---- Input material

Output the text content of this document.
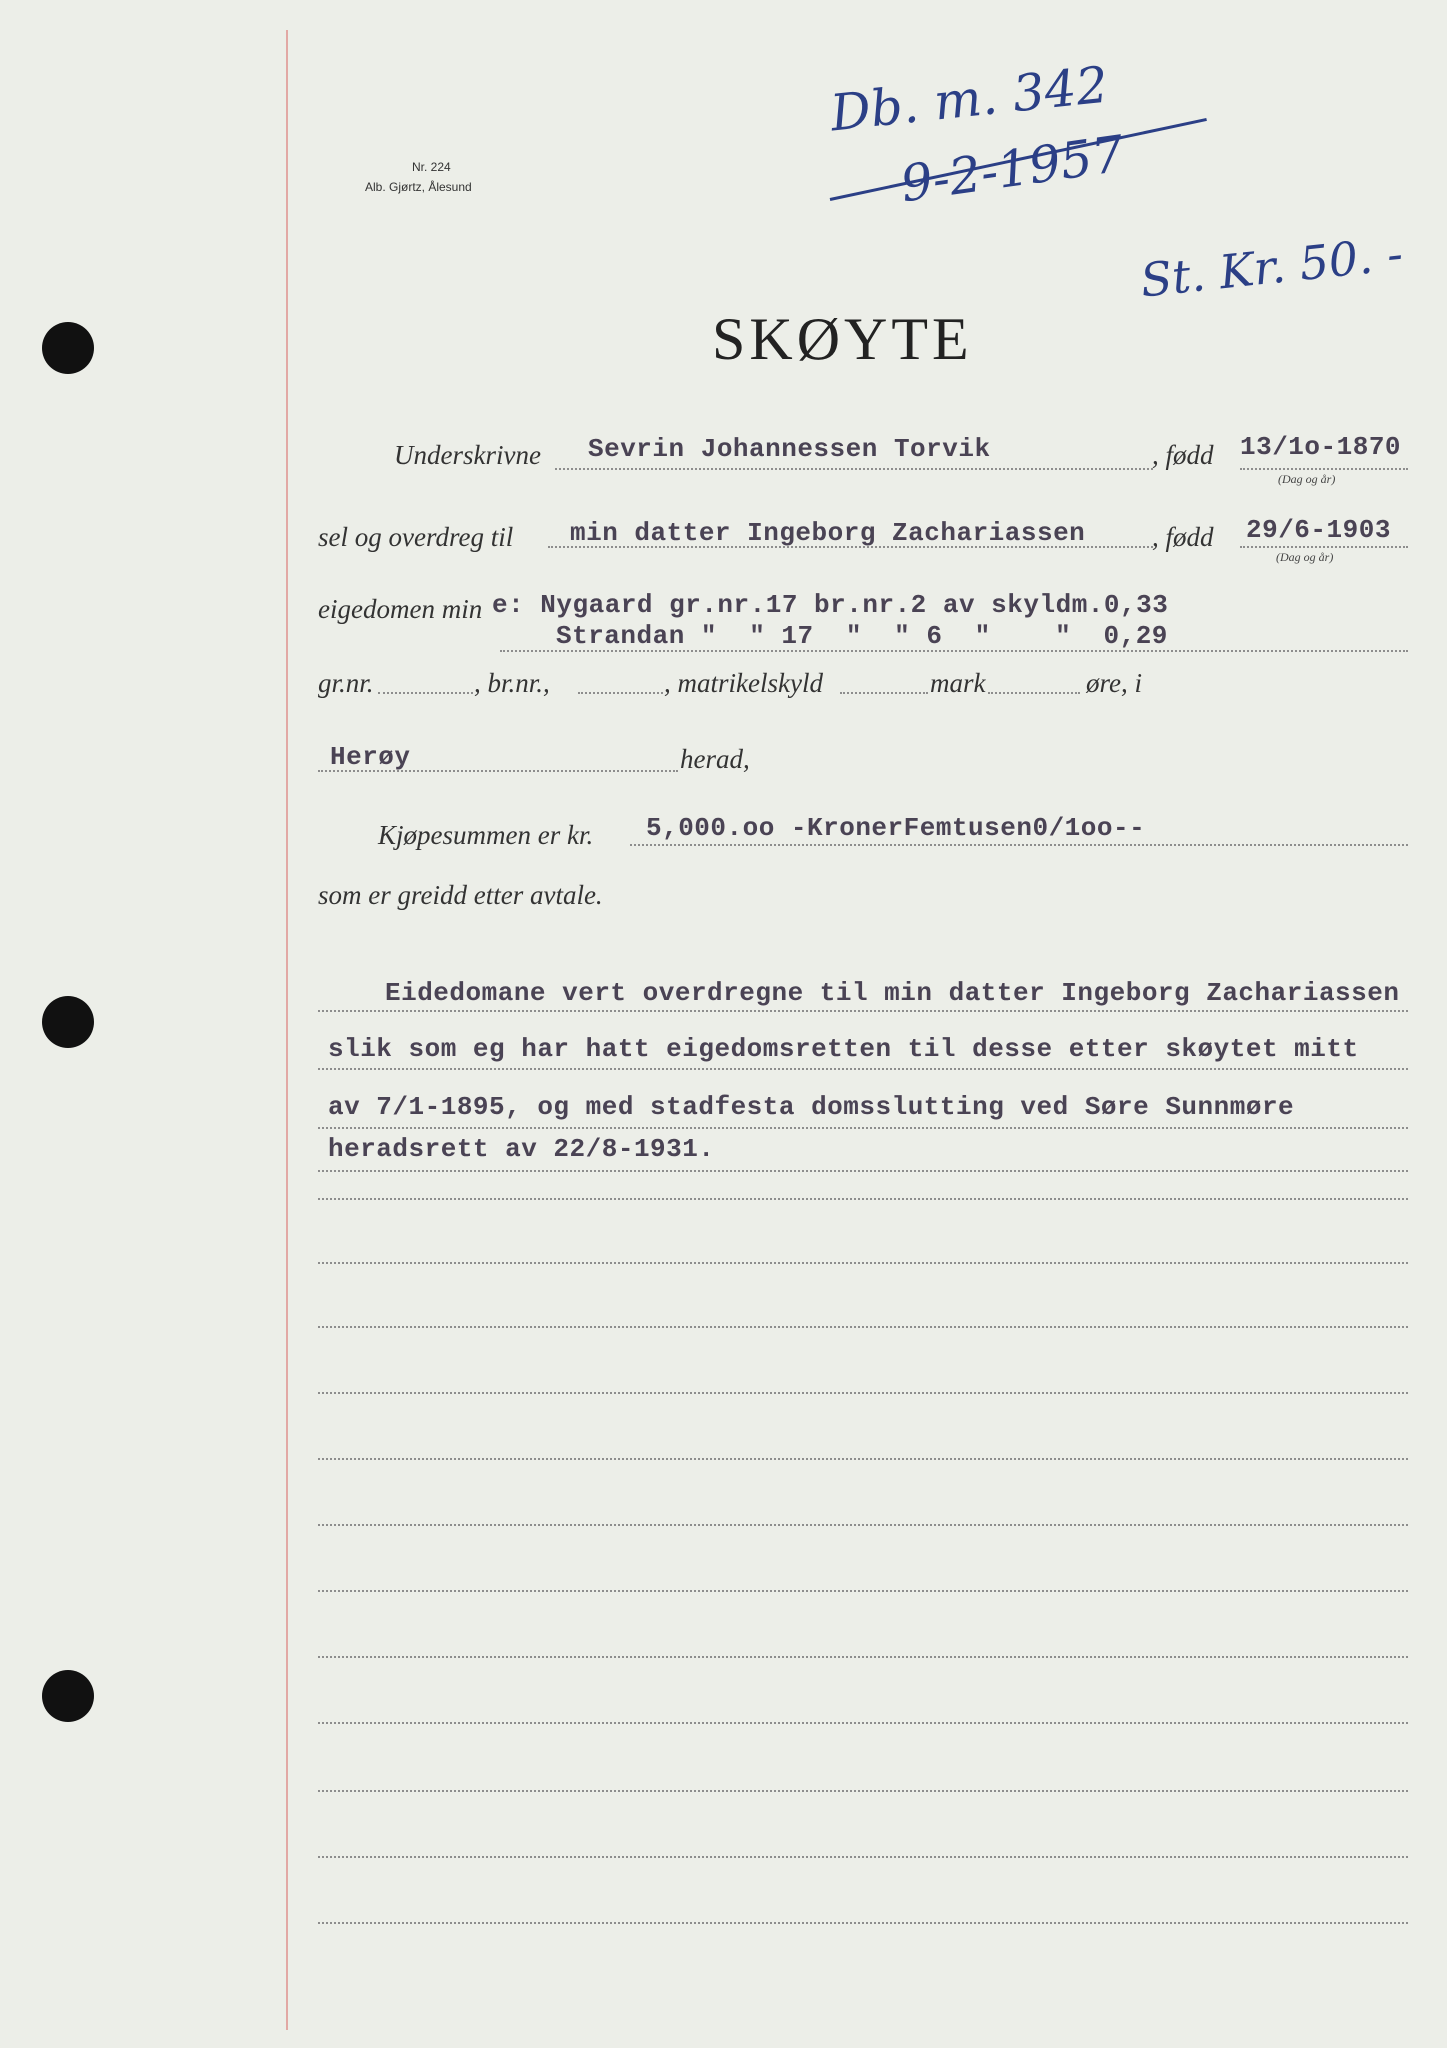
Nr. 224
Alb. Gjørtz, Ålesund
Db. m. 342
9-2-1957
St. Kr. 50. -
SKØYTE
Underskrivne Sevrin Johannessen Torvik	, fødd 13/1o-1870
(Dag og år)
sel og overdreg til min datter Ingeborg Zachariassen , fødd 29/6-1903
(Dag og år)
eigedomen min e: Nygaard gr.nr.17 br.nr.2 av skyldm.0,33
Strandan "  " 17  "  " 6  "    "  0,29
gr.nr.	, br.nr.,	, matrikelskyld	mark	øre, i
Herøy	herad,
Kjøpesummen er kr. 5,000.oo -KronerFemtusen0/1oo--
som er greidd etter avtale.
Eidedomane vert overdregne til min datter Ingeborg Zachariassen
slik som eg har hatt eigedomsretten til desse etter skøytet mitt
av 7/1-1895, og med stadfesta domsslutting ved Søre Sunnmøre
heradsrett av 22/8-1931.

--------

→ **What to work on**
Each line in the listing above that contains "Zachariassen" should be copied.

→ **Reply**
sel og overdreg til min datter Ingeborg Zachariassen , fødd 29/6-1903
Eidedomane vert overdregne til min datter Ingeborg Zachariassen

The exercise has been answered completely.